■ WHAT YOU SHOULD DO
Examine the entries and show every line in which the word "Revenus" is found.

——

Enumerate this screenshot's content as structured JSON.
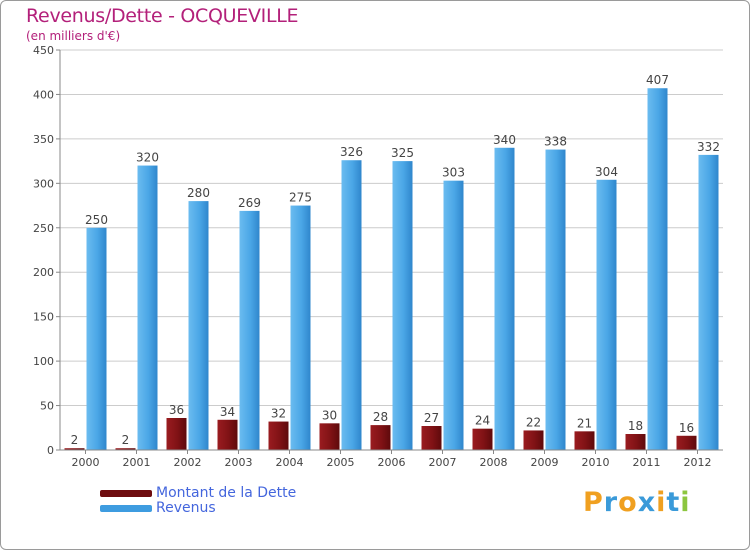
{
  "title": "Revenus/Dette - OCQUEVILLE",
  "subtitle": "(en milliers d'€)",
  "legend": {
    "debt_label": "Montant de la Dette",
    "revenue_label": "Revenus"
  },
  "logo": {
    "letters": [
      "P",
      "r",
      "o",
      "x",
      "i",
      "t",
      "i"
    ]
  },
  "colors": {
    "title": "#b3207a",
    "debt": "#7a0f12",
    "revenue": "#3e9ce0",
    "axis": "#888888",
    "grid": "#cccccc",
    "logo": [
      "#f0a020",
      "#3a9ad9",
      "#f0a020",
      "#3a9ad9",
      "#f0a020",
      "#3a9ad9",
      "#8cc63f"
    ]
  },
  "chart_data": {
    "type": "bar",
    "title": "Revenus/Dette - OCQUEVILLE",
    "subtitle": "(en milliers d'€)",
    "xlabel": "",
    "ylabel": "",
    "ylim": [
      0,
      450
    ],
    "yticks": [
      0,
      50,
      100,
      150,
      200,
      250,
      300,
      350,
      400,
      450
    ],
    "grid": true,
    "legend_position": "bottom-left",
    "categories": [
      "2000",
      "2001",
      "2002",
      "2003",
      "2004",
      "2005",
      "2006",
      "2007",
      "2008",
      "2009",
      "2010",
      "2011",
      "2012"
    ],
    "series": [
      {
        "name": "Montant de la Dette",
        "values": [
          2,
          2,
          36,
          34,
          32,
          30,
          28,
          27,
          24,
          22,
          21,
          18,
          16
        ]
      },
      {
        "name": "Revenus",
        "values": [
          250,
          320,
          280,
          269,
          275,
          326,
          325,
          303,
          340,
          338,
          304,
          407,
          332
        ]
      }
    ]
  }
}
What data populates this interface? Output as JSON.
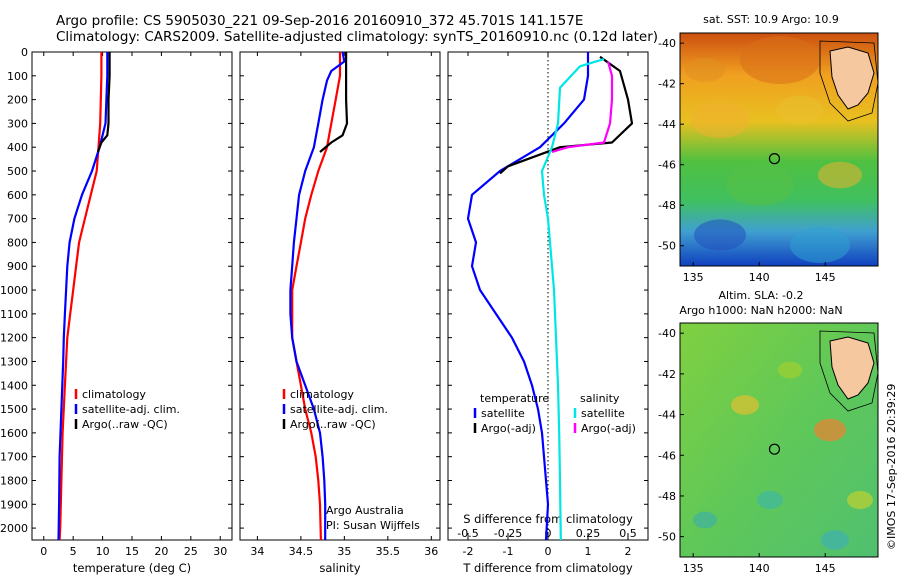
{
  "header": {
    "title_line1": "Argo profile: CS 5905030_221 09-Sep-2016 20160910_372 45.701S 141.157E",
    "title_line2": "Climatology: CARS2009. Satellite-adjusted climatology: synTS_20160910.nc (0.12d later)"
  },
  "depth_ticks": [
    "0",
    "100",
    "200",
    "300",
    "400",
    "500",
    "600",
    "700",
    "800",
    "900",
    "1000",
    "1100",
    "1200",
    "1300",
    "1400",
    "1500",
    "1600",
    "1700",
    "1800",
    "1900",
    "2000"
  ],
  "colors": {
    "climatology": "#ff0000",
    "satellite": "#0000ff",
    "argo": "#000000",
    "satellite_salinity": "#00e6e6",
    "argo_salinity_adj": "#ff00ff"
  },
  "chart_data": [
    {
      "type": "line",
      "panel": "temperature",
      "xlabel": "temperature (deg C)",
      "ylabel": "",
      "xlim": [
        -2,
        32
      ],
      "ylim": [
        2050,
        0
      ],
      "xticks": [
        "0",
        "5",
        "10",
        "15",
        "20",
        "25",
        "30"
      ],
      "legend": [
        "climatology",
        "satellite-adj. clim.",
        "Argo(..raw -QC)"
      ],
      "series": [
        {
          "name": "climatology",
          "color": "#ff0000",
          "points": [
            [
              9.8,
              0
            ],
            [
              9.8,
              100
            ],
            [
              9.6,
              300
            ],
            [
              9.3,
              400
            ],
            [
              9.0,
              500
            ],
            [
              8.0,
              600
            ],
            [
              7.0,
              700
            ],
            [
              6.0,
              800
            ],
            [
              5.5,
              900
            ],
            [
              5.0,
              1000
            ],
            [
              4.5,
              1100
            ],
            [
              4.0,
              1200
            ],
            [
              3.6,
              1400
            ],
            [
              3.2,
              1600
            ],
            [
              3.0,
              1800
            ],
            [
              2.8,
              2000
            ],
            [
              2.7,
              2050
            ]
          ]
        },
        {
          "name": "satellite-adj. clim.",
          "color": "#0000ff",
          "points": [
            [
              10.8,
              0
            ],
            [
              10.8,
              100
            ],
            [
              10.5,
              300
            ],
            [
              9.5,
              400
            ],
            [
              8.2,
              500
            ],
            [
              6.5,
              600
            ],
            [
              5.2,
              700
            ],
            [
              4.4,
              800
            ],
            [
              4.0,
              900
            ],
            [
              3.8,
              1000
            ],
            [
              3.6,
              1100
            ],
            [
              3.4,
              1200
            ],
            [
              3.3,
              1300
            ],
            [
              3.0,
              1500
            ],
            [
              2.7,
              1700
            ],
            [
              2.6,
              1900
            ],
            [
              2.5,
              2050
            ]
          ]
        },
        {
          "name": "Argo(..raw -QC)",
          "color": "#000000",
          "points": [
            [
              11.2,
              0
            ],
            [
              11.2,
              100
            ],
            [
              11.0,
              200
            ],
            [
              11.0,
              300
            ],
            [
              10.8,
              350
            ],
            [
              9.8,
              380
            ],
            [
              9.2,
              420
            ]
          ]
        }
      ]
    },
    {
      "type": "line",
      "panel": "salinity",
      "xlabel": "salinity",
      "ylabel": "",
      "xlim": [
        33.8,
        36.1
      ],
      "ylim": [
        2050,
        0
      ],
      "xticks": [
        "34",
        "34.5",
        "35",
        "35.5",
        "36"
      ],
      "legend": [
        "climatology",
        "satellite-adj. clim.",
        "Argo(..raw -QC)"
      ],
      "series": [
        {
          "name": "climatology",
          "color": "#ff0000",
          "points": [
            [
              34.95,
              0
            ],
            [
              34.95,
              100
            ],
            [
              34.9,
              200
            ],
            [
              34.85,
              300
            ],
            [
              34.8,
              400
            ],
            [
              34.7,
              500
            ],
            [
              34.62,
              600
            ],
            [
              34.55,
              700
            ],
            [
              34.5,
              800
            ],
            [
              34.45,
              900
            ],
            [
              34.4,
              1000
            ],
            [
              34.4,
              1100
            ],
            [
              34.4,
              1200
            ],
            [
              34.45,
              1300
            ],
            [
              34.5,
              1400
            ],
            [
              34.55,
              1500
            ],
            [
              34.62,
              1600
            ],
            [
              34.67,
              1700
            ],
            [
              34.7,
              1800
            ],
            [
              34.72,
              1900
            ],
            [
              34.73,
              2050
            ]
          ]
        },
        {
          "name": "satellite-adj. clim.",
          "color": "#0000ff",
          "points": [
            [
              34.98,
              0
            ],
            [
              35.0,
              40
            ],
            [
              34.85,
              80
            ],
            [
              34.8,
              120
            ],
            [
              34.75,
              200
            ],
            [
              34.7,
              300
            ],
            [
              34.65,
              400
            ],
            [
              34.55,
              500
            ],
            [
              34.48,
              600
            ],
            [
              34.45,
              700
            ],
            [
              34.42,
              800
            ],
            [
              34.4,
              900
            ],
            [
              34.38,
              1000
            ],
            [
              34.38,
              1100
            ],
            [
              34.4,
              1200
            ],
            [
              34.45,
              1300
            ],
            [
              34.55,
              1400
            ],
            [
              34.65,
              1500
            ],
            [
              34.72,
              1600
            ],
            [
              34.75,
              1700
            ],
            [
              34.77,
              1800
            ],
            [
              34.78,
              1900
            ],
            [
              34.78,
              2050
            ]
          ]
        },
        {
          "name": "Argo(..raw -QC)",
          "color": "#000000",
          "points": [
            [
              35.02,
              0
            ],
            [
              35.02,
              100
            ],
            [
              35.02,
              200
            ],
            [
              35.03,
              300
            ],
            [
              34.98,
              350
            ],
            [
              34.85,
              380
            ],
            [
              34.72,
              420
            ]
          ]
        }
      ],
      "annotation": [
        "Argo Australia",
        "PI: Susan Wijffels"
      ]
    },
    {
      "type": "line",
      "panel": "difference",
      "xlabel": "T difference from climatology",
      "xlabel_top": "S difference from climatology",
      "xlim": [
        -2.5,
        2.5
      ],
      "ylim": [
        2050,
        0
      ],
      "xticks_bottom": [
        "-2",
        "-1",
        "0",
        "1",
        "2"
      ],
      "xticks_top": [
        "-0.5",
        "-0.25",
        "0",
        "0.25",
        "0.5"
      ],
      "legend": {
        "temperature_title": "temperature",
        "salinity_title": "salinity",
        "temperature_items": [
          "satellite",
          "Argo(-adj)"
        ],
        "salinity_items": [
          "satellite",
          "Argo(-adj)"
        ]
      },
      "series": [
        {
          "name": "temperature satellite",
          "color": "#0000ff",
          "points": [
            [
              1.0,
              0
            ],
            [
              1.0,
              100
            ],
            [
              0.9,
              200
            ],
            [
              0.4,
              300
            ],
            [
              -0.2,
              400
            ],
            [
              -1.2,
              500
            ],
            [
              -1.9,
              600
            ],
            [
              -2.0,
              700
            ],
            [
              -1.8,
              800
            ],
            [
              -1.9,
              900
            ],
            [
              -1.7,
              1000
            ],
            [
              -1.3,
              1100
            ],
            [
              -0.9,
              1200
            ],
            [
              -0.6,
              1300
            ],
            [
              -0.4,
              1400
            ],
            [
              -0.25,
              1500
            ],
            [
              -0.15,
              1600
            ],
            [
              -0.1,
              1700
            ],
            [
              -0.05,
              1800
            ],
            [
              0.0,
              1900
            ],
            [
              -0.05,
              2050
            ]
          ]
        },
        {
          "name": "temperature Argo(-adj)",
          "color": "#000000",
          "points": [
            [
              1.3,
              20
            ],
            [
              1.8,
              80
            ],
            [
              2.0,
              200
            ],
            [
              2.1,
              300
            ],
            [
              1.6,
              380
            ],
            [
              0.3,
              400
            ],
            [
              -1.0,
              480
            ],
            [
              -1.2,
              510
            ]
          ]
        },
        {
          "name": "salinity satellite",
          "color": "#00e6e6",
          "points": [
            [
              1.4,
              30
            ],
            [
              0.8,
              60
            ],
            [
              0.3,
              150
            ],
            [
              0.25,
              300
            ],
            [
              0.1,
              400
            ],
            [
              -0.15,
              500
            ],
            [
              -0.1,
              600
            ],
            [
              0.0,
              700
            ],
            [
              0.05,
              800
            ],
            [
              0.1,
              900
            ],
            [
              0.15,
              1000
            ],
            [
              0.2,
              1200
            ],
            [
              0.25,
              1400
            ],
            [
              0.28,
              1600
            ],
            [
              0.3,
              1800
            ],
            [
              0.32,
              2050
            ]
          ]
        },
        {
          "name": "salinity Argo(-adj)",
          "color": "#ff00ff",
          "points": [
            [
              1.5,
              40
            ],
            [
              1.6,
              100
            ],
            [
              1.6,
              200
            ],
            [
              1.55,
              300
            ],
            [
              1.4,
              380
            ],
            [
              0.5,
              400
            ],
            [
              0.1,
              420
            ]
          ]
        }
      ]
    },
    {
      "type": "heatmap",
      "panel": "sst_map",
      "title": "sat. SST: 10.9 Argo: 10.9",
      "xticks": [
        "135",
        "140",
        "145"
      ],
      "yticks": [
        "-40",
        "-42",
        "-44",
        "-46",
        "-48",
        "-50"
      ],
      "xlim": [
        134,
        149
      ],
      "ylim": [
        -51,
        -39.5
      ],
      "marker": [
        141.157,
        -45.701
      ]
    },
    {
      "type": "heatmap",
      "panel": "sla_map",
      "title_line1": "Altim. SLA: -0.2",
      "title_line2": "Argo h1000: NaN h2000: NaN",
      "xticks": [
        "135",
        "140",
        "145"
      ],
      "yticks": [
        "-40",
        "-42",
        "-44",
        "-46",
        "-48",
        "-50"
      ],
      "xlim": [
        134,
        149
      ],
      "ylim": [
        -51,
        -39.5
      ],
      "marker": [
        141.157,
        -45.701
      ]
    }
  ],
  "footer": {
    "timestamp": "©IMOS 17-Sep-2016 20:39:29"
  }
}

——

■ REPLY
  "title": "Revenus/Dette - OCQUEVILLE",
    "revenue_label": "Revenus"
    "title": "Revenus/Dette - OCQUEVILLE",
        "name": "Revenus",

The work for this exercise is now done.